Assignment: Only the lines holding "Jacksonville" are wanted here; copy each from the listing.

◇ ◇ ◇ ◇ ◇

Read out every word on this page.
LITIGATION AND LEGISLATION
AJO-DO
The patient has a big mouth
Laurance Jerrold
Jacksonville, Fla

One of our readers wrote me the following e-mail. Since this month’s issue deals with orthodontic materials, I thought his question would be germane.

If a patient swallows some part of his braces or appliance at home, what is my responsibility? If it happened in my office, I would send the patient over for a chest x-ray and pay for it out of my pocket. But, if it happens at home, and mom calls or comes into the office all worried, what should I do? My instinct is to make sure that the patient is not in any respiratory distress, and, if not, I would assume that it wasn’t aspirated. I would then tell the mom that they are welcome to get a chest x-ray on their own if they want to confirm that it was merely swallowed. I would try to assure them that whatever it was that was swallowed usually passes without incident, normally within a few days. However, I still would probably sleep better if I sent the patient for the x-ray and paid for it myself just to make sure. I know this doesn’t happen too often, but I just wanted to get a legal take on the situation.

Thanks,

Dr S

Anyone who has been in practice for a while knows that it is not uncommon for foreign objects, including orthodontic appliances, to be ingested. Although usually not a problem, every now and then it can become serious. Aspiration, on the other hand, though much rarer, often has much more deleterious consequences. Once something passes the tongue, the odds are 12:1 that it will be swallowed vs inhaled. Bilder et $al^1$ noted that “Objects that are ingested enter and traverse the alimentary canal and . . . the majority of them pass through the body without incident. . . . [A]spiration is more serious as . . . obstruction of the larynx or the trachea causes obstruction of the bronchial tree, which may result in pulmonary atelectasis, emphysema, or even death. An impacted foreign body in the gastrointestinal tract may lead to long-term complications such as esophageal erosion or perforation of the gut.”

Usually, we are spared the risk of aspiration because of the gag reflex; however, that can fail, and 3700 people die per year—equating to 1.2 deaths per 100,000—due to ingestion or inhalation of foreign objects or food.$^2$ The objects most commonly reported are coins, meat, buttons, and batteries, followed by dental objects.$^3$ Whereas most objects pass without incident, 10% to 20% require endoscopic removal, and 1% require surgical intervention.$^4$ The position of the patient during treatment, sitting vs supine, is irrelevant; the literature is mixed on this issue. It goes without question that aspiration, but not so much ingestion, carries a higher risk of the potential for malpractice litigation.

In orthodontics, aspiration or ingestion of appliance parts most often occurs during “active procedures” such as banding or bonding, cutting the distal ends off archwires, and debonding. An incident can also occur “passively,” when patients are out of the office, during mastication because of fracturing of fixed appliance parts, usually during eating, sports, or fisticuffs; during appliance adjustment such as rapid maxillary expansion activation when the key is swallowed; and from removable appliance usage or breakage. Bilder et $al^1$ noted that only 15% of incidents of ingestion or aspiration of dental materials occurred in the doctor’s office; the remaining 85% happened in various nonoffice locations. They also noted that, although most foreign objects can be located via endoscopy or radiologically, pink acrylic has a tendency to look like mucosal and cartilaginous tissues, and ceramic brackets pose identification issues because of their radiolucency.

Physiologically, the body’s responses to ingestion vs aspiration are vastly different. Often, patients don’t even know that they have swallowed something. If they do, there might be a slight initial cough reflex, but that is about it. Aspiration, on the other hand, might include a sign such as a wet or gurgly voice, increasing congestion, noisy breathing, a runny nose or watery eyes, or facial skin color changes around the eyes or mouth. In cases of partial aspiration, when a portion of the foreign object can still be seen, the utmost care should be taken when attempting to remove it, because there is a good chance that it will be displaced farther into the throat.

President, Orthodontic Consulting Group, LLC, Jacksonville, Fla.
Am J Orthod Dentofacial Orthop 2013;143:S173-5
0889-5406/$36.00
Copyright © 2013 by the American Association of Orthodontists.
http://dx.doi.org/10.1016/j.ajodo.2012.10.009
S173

◇ ◇ ◇ ◇ ◇

Exercise output:
Jacksonville, Fla
President, Orthodontic Consulting Group, LLC, Jacksonville, Fla.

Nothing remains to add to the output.